* [Task instructions] Transcribe every line, keeping it exact.

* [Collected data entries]

────────────────

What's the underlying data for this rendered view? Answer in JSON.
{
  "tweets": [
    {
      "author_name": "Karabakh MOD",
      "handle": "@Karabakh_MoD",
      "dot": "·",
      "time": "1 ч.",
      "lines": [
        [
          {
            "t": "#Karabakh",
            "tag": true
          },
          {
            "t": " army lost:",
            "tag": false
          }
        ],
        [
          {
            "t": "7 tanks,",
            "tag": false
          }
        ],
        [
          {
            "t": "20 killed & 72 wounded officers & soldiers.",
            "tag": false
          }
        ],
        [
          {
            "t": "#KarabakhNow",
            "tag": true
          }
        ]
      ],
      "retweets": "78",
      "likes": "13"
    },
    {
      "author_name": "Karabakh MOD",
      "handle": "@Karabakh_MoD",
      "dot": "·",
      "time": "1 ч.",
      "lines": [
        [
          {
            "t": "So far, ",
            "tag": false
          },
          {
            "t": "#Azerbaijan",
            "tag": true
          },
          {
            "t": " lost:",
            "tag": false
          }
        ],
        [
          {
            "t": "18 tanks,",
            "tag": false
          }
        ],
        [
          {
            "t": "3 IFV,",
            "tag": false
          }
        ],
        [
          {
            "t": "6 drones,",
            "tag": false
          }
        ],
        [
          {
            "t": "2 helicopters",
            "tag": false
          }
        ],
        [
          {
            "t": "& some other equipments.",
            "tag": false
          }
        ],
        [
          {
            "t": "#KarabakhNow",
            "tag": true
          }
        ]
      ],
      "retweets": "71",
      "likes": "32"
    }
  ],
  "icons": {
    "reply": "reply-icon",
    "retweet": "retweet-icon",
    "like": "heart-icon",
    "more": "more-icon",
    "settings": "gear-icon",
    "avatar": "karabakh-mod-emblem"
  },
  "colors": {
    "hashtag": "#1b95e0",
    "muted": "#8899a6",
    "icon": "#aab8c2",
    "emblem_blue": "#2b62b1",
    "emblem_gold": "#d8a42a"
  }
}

────────────────

* [Completed exercise]
What's the underlying data for this rendered view? Answer in JSON.
{
  "tweets": [
    {
      "author_name": "Karabakh MOD",
      "handle": "@Karabakh_MoD",
      "dot": "·",
      "time": "1 ч.",
      "lines": [
        [
          {
            "t": "#Karabakh",
            "tag": true
          },
          {
            "t": " army lost:",
            "tag": false
          }
        ],
        [
          {
            "t": "7 tanks,",
            "tag": false
          }
        ],
        [
          {
            "t": "20 killed & 72 wounded officers & soldiers.",
            "tag": false
          }
        ],
        [
          {
            "t": "#KarabakhNow",
            "tag": true
          }
        ]
      ],
      "retweets": "78",
      "likes": "13"
    },
    {
      "author_name": "Karabakh MOD",
      "handle": "@Karabakh_MoD",
      "dot": "·",
      "time": "1 ч.",
      "lines": [
        [
          {
            "t": "So far, ",
            "tag": false
          },
          {
            "t": "#Azerbaijan",
            "tag": true
          },
          {
            "t": " lost:",
            "tag": false
          }
        ],
        [
          {
            "t": "18 tanks,",
            "tag": false
          }
        ],
        [
          {
            "t": "3 IFV,",
            "tag": false
          }
        ],
        [
          {
            "t": "6 drones,",
            "tag": false
          }
        ],
        [
          {
            "t": "2 helicopters",
            "tag": false
          }
        ],
        [
          {
            "t": "& some other equipments.",
            "tag": false
          }
        ],
        [
          {
            "t": "#KarabakhNow",
            "tag": true
          }
        ]
      ],
      "retweets": "71",
      "likes": "32"
    }
  ],
  "icons": {
    "reply": "reply-icon",
    "retweet": "retweet-icon",
    "like": "heart-icon",
    "more": "more-icon",
    "settings": "gear-icon",
    "avatar": "karabakh-mod-emblem"
  },
  "colors": {
    "hashtag": "#1b95e0",
    "muted": "#8899a6",
    "icon": "#aab8c2",
    "emblem_blue": "#2b62b1",
    "emblem_gold": "#d8a42a"
  }
}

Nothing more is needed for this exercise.